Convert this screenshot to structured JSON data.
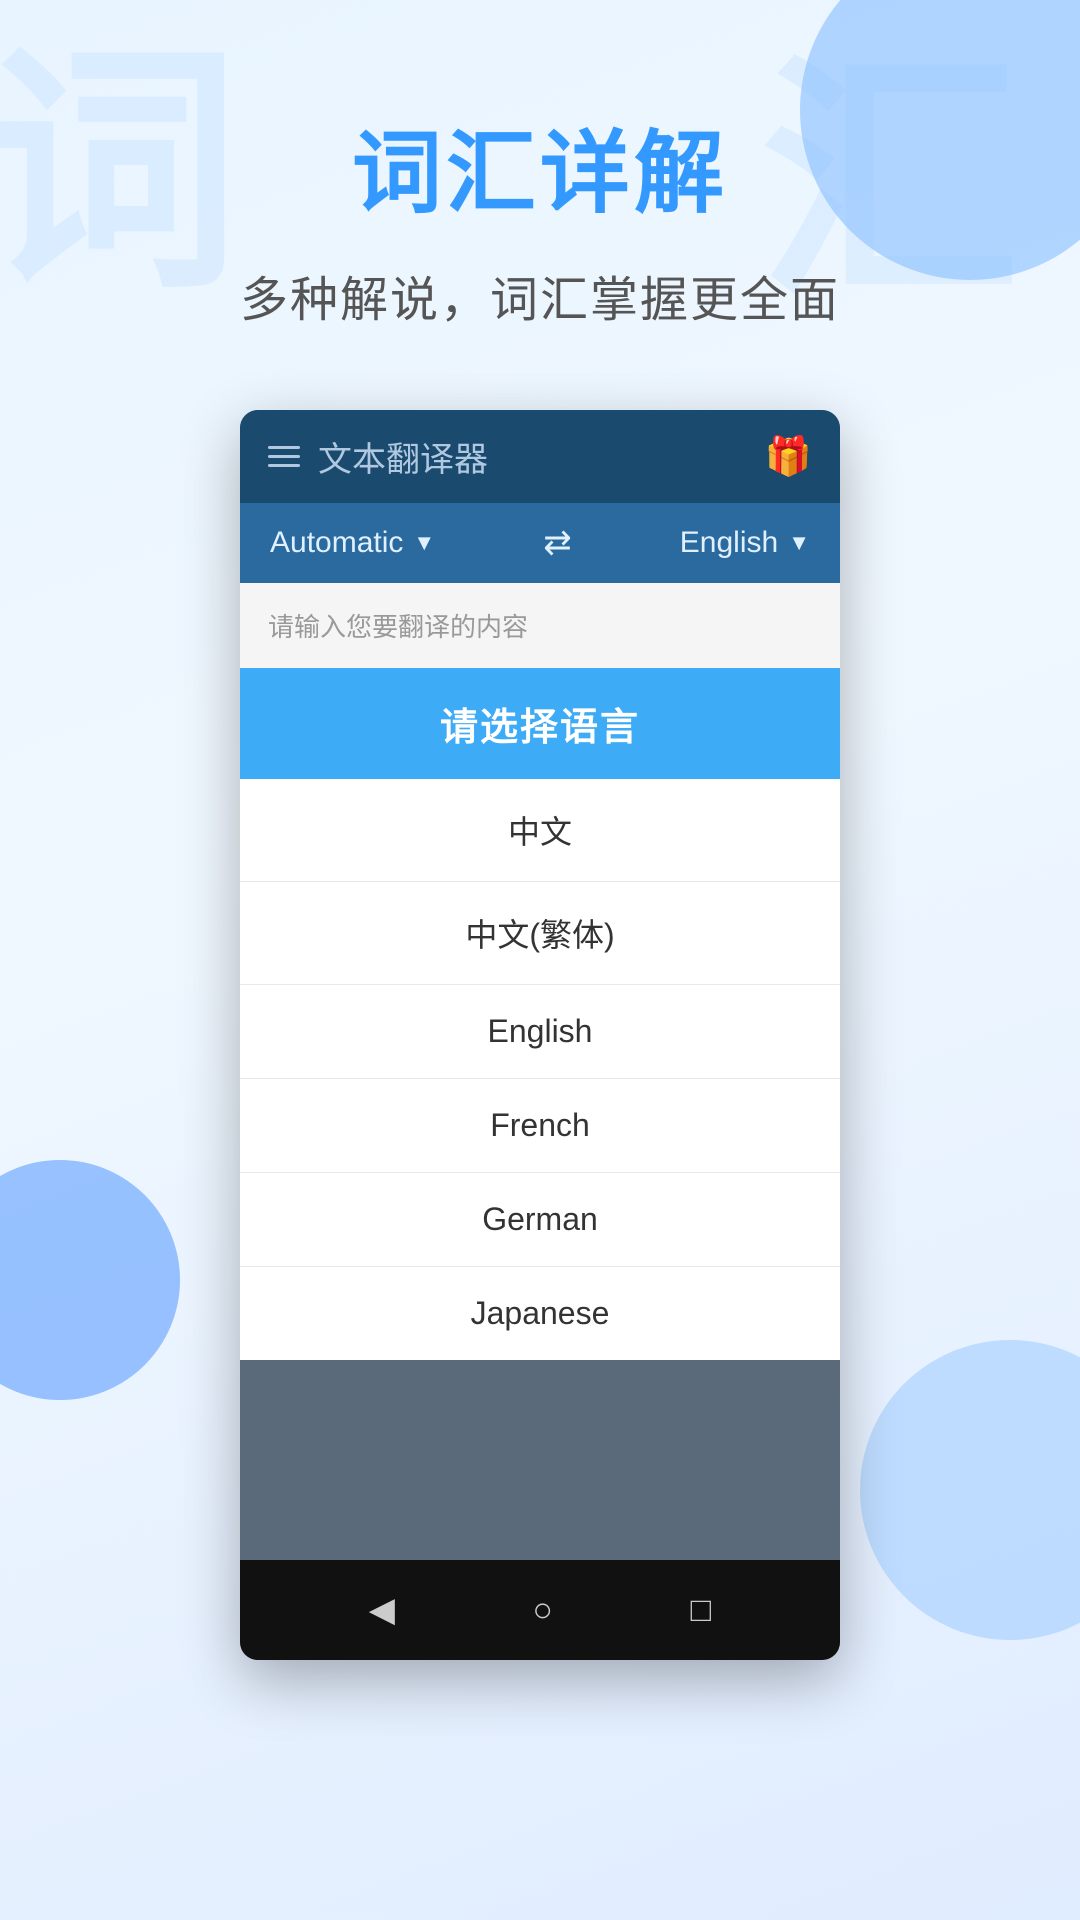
{
  "background": {
    "watermark_chars": [
      "词",
      "汇"
    ]
  },
  "header": {
    "main_title": "词汇详解",
    "subtitle": "多种解说，词汇掌握更全面"
  },
  "app": {
    "topbar": {
      "title": "文本翻译器",
      "gift_icon": "🎁"
    },
    "lang_bar": {
      "source_lang": "Automatic",
      "target_lang": "English",
      "swap_symbol": "⇄"
    },
    "input_placeholder": "请输入您要翻译的内容",
    "dialog": {
      "title": "请选择语言",
      "items": [
        {
          "id": "zh",
          "label": "中文"
        },
        {
          "id": "zh-tw",
          "label": "中文(繁体)"
        },
        {
          "id": "en",
          "label": "English"
        },
        {
          "id": "fr",
          "label": "French"
        },
        {
          "id": "de",
          "label": "German"
        },
        {
          "id": "ja",
          "label": "Japanese"
        }
      ]
    }
  },
  "nav": {
    "back_icon": "◀",
    "home_icon": "○",
    "recent_icon": "□"
  }
}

═══

# DIRECTION:
Reproduce the data word for word, excluding its pictures.

# OUTPUT BELOW:
Convert this screenshot to structured JSON data.
{
  "background": {
    "watermark_chars": [
      "词",
      "汇"
    ]
  },
  "header": {
    "main_title": "词汇详解",
    "subtitle": "多种解说，词汇掌握更全面"
  },
  "app": {
    "topbar": {
      "title": "文本翻译器",
      "gift_icon": "🎁"
    },
    "lang_bar": {
      "source_lang": "Automatic",
      "target_lang": "English",
      "swap_symbol": "⇄"
    },
    "input_placeholder": "请输入您要翻译的内容",
    "dialog": {
      "title": "请选择语言",
      "items": [
        {
          "id": "zh",
          "label": "中文"
        },
        {
          "id": "zh-tw",
          "label": "中文(繁体)"
        },
        {
          "id": "en",
          "label": "English"
        },
        {
          "id": "fr",
          "label": "French"
        },
        {
          "id": "de",
          "label": "German"
        },
        {
          "id": "ja",
          "label": "Japanese"
        }
      ]
    }
  },
  "nav": {
    "back_icon": "◀",
    "home_icon": "○",
    "recent_icon": "□"
  }
}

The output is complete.